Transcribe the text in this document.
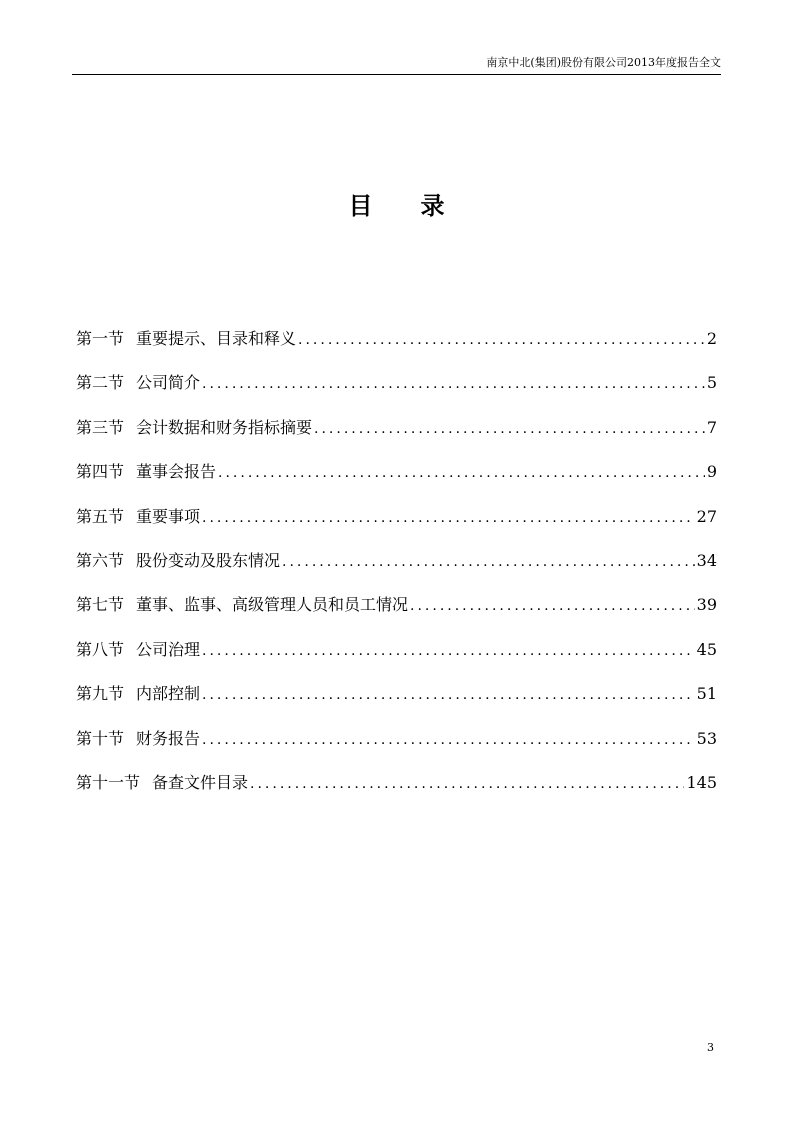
南京中北(集团)股份有限公司2013年度报告全文
目录
第一节 重要提示、目录和释义 .....	2
第二节 公司简介 .....	5
第三节 会计数据和财务指标摘要 .....	7
第四节 董事会报告 .....	9
第五节 重要事项 .....	27
第六节 股份变动及股东情况 .....	34
第七节 董事、监事、高级管理人员和员工情况 .....	39
第八节 公司治理 .....	45
第九节 内部控制 .....	51
第十节 财务报告 .....	53
第十一节 备查文件目录 .....	145
3
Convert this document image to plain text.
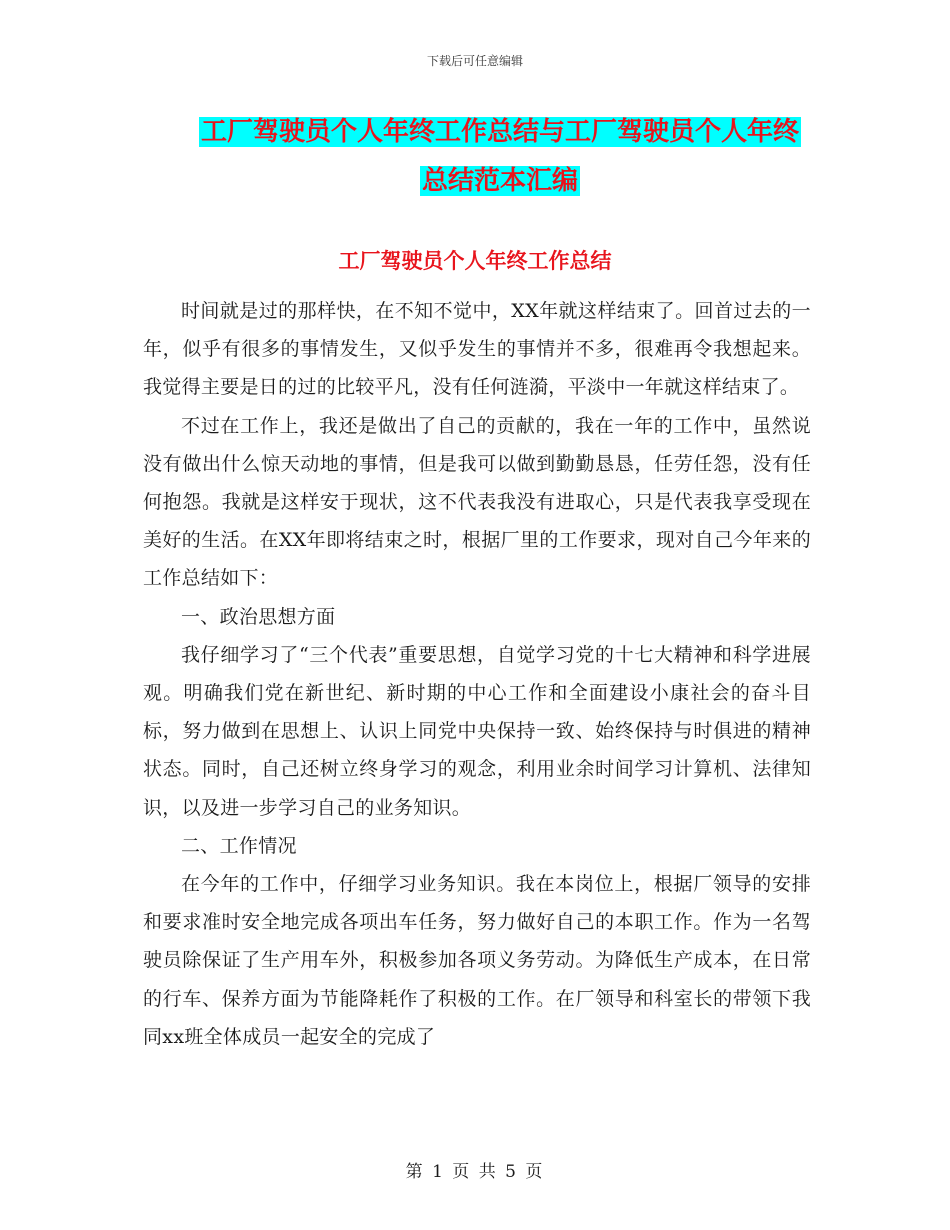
下载后可任意编辑
工厂驾驶员个人年终工作总结与工厂驾驶员个人年终
总结范本汇编
工厂驾驶员个人年终工作总结

时间就是过的那样快，在不知不觉中，XX年就这样结束了。回首过去的一年，似乎有很多的事情发生，又似乎发生的事情并不多，很难再令我想起来。我觉得主要是日的过的比较平凡，没有任何涟漪，平淡中一年就这样结束了。

不过在工作上，我还是做出了自己的贡献的，我在一年的工作中，虽然说没有做出什么惊天动地的事情，但是我可以做到勤勤恳恳，任劳任怨，没有任何抱怨。我就是这样安于现状，这不代表我没有进取心，只是代表我享受现在美好的生活。在XX年即将结束之时，根据厂里的工作要求，现对自己今年来的工作总结如下：

一、政治思想方面

我仔细学习了“三个代表”重要思想，自觉学习党的十七大精神和科学进展观。明确我们党在新世纪、新时期的中心工作和全面建设小康社会的奋斗目标，努力做到在思想上、认识上同党中央保持一致、始终保持与时俱进的精神状态。同时，自己还树立终身学习的观念，利用业余时间学习计算机、法律知识，以及进一步学习自己的业务知识。

二、工作情况

在今年的工作中，仔细学习业务知识。我在本岗位上，根据厂领导的安排和要求准时安全地完成各项出车任务，努力做好自己的本职工作。作为一名驾驶员除保证了生产用车外，积极参加各项义务劳动。为降低生产成本，在日常的行车、保养方面为节能降耗作了积极的工作。在厂领导和科室长的带领下我同xx班全体成员一起安全的完成了

第 1 页 共 5 页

────────────────────────────────────────

Set exercise: Give back each entry exactly as it appears, with no pictures.

Result:
Transcribe the text in this document.
南京中北(集团)股份有限公司2013年度报告全文
目录
第一节 重要提示、目录和释义 .....	2
第二节 公司简介 .....	5
第三节 会计数据和财务指标摘要 .....	7
第四节 董事会报告 .....	9
第五节 重要事项 .....	27
第六节 股份变动及股东情况 .....	34
第七节 董事、监事、高级管理人员和员工情况 .....	39
第八节 公司治理 .....	45
第九节 内部控制 .....	51
第十节 财务报告 .....	53
第十一节 备查文件目录 .....	145
3
Convert this document image to plain text.
下载后可任意编辑
工厂驾驶员个人年终工作总结与工厂驾驶员个人年终
总结范本汇编
工厂驾驶员个人年终工作总结

时间就是过的那样快，在不知不觉中，XX年就这样结束了。回首过去的一年，似乎有很多的事情发生，又似乎发生的事情并不多，很难再令我想起来。我觉得主要是日的过的比较平凡，没有任何涟漪，平淡中一年就这样结束了。

不过在工作上，我还是做出了自己的贡献的，我在一年的工作中，虽然说没有做出什么惊天动地的事情，但是我可以做到勤勤恳恳，任劳任怨，没有任何抱怨。我就是这样安于现状，这不代表我没有进取心，只是代表我享受现在美好的生活。在XX年即将结束之时，根据厂里的工作要求，现对自己今年来的工作总结如下：

一、政治思想方面

我仔细学习了“三个代表”重要思想，自觉学习党的十七大精神和科学进展观。明确我们党在新世纪、新时期的中心工作和全面建设小康社会的奋斗目标，努力做到在思想上、认识上同党中央保持一致、始终保持与时俱进的精神状态。同时，自己还树立终身学习的观念，利用业余时间学习计算机、法律知识，以及进一步学习自己的业务知识。

二、工作情况

在今年的工作中，仔细学习业务知识。我在本岗位上，根据厂领导的安排和要求准时安全地完成各项出车任务，努力做好自己的本职工作。作为一名驾驶员除保证了生产用车外，积极参加各项义务劳动。为降低生产成本，在日常的行车、保养方面为节能降耗作了积极的工作。在厂领导和科室长的带领下我同xx班全体成员一起安全的完成了

第 1 页 共 5 页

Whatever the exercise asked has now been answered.